■ **WHAT IS BEING ASKED**:
Copy out the records in full, word for word, without pictures.

■ **STORED RECORDS**:
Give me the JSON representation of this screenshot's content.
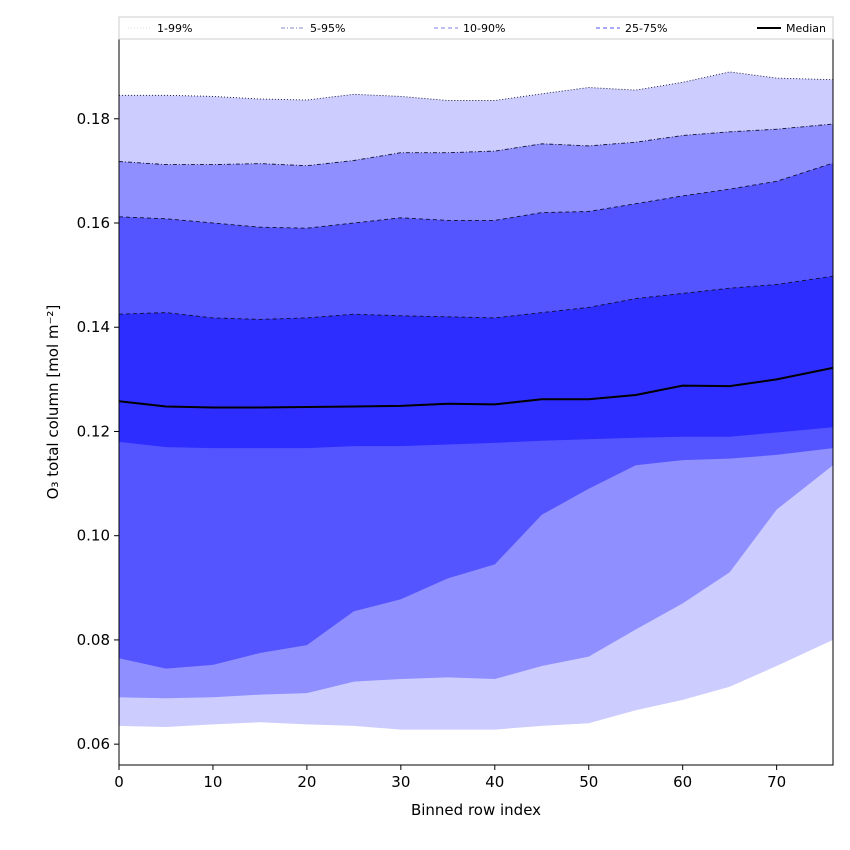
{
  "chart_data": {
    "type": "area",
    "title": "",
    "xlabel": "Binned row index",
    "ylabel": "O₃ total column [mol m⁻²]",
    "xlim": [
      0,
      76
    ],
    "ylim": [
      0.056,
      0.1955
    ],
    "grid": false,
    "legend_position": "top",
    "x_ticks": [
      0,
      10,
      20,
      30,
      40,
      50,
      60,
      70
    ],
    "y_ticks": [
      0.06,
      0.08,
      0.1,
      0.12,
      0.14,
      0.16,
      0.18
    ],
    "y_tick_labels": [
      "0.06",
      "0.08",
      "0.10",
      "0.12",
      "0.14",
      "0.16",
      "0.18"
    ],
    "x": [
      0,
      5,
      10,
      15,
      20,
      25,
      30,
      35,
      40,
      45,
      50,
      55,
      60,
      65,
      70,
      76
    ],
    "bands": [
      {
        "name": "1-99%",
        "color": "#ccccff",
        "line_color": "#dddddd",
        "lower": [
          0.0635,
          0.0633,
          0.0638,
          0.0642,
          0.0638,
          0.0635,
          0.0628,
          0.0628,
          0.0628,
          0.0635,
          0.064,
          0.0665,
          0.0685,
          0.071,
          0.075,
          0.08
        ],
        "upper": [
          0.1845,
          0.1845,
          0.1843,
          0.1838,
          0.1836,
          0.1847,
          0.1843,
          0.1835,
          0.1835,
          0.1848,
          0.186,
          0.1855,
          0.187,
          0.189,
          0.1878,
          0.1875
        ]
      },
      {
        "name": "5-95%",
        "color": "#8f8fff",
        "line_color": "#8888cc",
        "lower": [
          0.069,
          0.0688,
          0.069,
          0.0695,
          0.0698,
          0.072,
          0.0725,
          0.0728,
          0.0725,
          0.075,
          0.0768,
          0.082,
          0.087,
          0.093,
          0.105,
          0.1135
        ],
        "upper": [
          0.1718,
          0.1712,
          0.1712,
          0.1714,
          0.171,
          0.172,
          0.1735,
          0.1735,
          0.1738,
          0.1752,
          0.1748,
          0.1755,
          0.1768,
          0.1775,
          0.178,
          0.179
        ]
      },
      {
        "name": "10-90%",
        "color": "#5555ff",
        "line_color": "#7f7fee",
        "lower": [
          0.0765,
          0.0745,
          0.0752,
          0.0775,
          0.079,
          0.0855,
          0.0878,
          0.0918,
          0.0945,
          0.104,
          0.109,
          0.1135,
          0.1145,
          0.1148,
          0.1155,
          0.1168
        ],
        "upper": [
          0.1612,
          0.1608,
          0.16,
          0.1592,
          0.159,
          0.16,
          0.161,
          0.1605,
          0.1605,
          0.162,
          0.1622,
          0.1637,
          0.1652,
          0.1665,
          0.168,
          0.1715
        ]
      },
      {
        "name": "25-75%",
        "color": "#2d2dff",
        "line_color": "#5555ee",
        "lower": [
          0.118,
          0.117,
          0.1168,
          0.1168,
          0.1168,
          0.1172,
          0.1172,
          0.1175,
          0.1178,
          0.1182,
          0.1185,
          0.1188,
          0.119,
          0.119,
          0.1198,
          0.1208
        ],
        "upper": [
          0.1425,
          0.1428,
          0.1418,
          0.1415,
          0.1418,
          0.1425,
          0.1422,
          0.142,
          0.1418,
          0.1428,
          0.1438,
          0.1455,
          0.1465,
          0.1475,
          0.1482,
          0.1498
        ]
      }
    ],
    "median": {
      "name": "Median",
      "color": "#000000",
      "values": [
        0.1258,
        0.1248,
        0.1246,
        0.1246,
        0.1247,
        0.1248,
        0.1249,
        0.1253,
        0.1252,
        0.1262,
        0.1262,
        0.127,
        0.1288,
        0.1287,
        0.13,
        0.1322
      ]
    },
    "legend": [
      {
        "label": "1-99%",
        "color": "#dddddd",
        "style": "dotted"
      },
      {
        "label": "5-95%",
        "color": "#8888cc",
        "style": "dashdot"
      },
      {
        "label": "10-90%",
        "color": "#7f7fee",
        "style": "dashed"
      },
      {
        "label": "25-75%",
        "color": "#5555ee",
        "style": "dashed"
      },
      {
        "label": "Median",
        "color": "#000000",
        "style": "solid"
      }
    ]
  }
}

■ **OUTPUT OF THE TASK**:
Give me the JSON representation of this screenshot's content.
{
  "chart_data": {
    "type": "area",
    "title": "",
    "xlabel": "Binned row index",
    "ylabel": "O₃ total column [mol m⁻²]",
    "xlim": [
      0,
      76
    ],
    "ylim": [
      0.056,
      0.1955
    ],
    "grid": false,
    "legend_position": "top",
    "x_ticks": [
      0,
      10,
      20,
      30,
      40,
      50,
      60,
      70
    ],
    "y_ticks": [
      0.06,
      0.08,
      0.1,
      0.12,
      0.14,
      0.16,
      0.18
    ],
    "y_tick_labels": [
      "0.06",
      "0.08",
      "0.10",
      "0.12",
      "0.14",
      "0.16",
      "0.18"
    ],
    "x": [
      0,
      5,
      10,
      15,
      20,
      25,
      30,
      35,
      40,
      45,
      50,
      55,
      60,
      65,
      70,
      76
    ],
    "bands": [
      {
        "name": "1-99%",
        "color": "#ccccff",
        "line_color": "#dddddd",
        "lower": [
          0.0635,
          0.0633,
          0.0638,
          0.0642,
          0.0638,
          0.0635,
          0.0628,
          0.0628,
          0.0628,
          0.0635,
          0.064,
          0.0665,
          0.0685,
          0.071,
          0.075,
          0.08
        ],
        "upper": [
          0.1845,
          0.1845,
          0.1843,
          0.1838,
          0.1836,
          0.1847,
          0.1843,
          0.1835,
          0.1835,
          0.1848,
          0.186,
          0.1855,
          0.187,
          0.189,
          0.1878,
          0.1875
        ]
      },
      {
        "name": "5-95%",
        "color": "#8f8fff",
        "line_color": "#8888cc",
        "lower": [
          0.069,
          0.0688,
          0.069,
          0.0695,
          0.0698,
          0.072,
          0.0725,
          0.0728,
          0.0725,
          0.075,
          0.0768,
          0.082,
          0.087,
          0.093,
          0.105,
          0.1135
        ],
        "upper": [
          0.1718,
          0.1712,
          0.1712,
          0.1714,
          0.171,
          0.172,
          0.1735,
          0.1735,
          0.1738,
          0.1752,
          0.1748,
          0.1755,
          0.1768,
          0.1775,
          0.178,
          0.179
        ]
      },
      {
        "name": "10-90%",
        "color": "#5555ff",
        "line_color": "#7f7fee",
        "lower": [
          0.0765,
          0.0745,
          0.0752,
          0.0775,
          0.079,
          0.0855,
          0.0878,
          0.0918,
          0.0945,
          0.104,
          0.109,
          0.1135,
          0.1145,
          0.1148,
          0.1155,
          0.1168
        ],
        "upper": [
          0.1612,
          0.1608,
          0.16,
          0.1592,
          0.159,
          0.16,
          0.161,
          0.1605,
          0.1605,
          0.162,
          0.1622,
          0.1637,
          0.1652,
          0.1665,
          0.168,
          0.1715
        ]
      },
      {
        "name": "25-75%",
        "color": "#2d2dff",
        "line_color": "#5555ee",
        "lower": [
          0.118,
          0.117,
          0.1168,
          0.1168,
          0.1168,
          0.1172,
          0.1172,
          0.1175,
          0.1178,
          0.1182,
          0.1185,
          0.1188,
          0.119,
          0.119,
          0.1198,
          0.1208
        ],
        "upper": [
          0.1425,
          0.1428,
          0.1418,
          0.1415,
          0.1418,
          0.1425,
          0.1422,
          0.142,
          0.1418,
          0.1428,
          0.1438,
          0.1455,
          0.1465,
          0.1475,
          0.1482,
          0.1498
        ]
      }
    ],
    "median": {
      "name": "Median",
      "color": "#000000",
      "values": [
        0.1258,
        0.1248,
        0.1246,
        0.1246,
        0.1247,
        0.1248,
        0.1249,
        0.1253,
        0.1252,
        0.1262,
        0.1262,
        0.127,
        0.1288,
        0.1287,
        0.13,
        0.1322
      ]
    },
    "legend": [
      {
        "label": "1-99%",
        "color": "#dddddd",
        "style": "dotted"
      },
      {
        "label": "5-95%",
        "color": "#8888cc",
        "style": "dashdot"
      },
      {
        "label": "10-90%",
        "color": "#7f7fee",
        "style": "dashed"
      },
      {
        "label": "25-75%",
        "color": "#5555ee",
        "style": "dashed"
      },
      {
        "label": "Median",
        "color": "#000000",
        "style": "solid"
      }
    ]
  }
}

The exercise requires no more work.